WHAT YOU HAVE TO DO
Return the number of lines in which the word "compounds" appears; add nothing else.

## Start

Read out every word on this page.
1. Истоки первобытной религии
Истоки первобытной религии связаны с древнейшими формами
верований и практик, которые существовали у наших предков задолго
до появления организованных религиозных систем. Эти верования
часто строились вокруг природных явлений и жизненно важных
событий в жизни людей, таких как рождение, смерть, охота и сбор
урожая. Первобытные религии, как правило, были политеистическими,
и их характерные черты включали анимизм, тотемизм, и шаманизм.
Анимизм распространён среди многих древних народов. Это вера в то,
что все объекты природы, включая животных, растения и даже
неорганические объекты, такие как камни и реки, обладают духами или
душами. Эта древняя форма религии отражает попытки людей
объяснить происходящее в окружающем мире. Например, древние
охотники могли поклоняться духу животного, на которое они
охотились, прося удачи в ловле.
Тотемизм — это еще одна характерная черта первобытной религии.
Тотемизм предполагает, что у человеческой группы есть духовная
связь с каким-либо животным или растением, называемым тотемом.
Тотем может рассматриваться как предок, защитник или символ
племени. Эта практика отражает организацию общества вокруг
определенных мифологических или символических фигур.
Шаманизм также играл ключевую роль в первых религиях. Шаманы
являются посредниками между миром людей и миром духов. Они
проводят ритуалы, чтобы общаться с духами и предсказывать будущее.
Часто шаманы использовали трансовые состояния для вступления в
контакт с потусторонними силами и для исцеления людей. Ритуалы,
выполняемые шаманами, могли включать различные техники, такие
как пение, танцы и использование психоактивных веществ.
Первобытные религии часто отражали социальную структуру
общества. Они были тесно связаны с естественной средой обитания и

## End
## Start

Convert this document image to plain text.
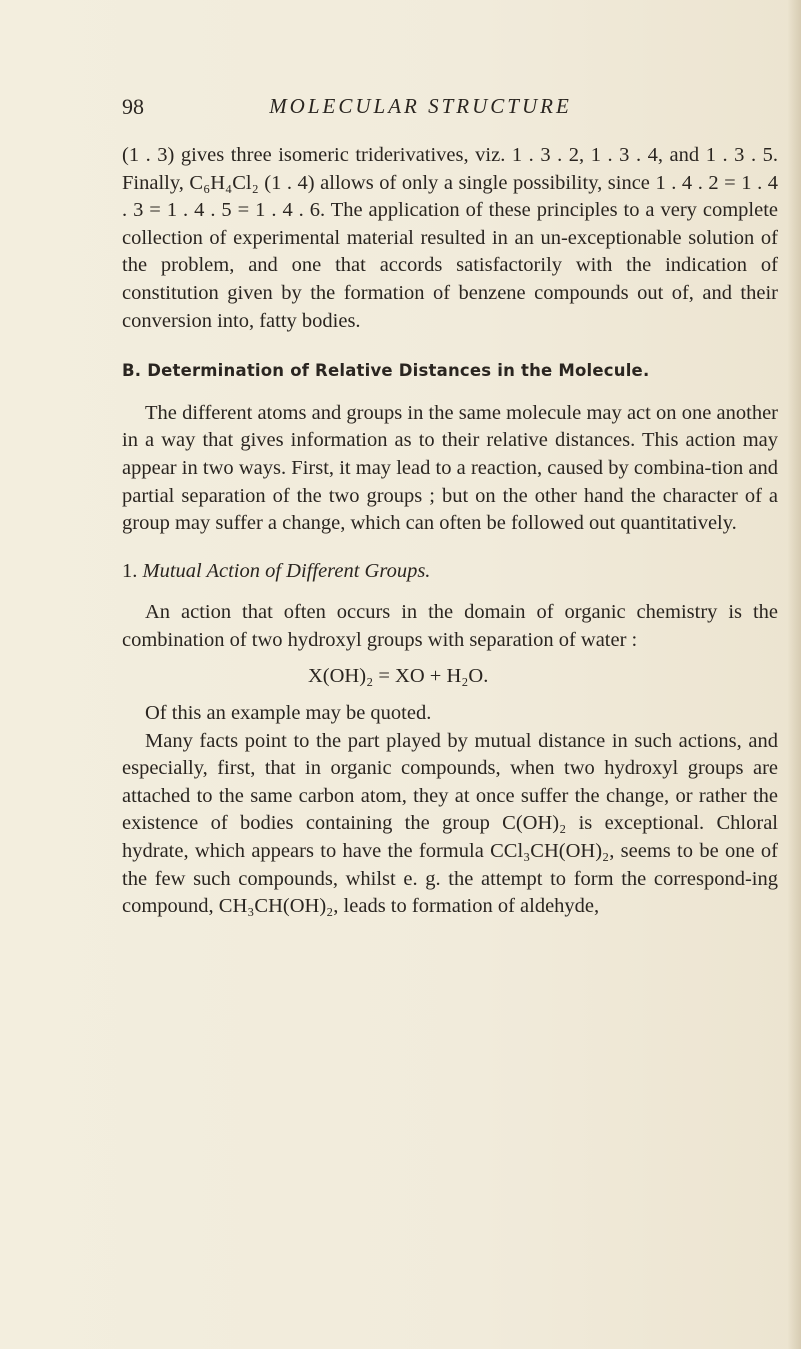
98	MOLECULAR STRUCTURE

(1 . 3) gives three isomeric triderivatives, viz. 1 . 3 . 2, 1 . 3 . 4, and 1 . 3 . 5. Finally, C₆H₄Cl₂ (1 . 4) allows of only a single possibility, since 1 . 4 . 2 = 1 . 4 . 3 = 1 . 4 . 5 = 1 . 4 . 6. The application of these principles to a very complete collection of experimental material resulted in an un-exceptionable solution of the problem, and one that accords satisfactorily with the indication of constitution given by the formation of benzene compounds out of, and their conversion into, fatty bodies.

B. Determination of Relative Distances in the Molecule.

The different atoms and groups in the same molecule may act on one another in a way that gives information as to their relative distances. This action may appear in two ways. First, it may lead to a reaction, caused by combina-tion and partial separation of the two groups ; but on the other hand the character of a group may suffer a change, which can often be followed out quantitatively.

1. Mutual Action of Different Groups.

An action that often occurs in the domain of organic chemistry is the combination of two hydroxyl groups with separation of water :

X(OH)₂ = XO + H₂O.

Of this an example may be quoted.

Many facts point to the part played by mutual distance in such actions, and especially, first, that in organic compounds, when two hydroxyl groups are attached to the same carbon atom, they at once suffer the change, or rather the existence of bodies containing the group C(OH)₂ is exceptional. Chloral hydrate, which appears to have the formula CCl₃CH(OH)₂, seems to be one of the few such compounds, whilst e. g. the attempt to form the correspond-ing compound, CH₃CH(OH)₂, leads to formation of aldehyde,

## End

THE COMPLETED TASK
2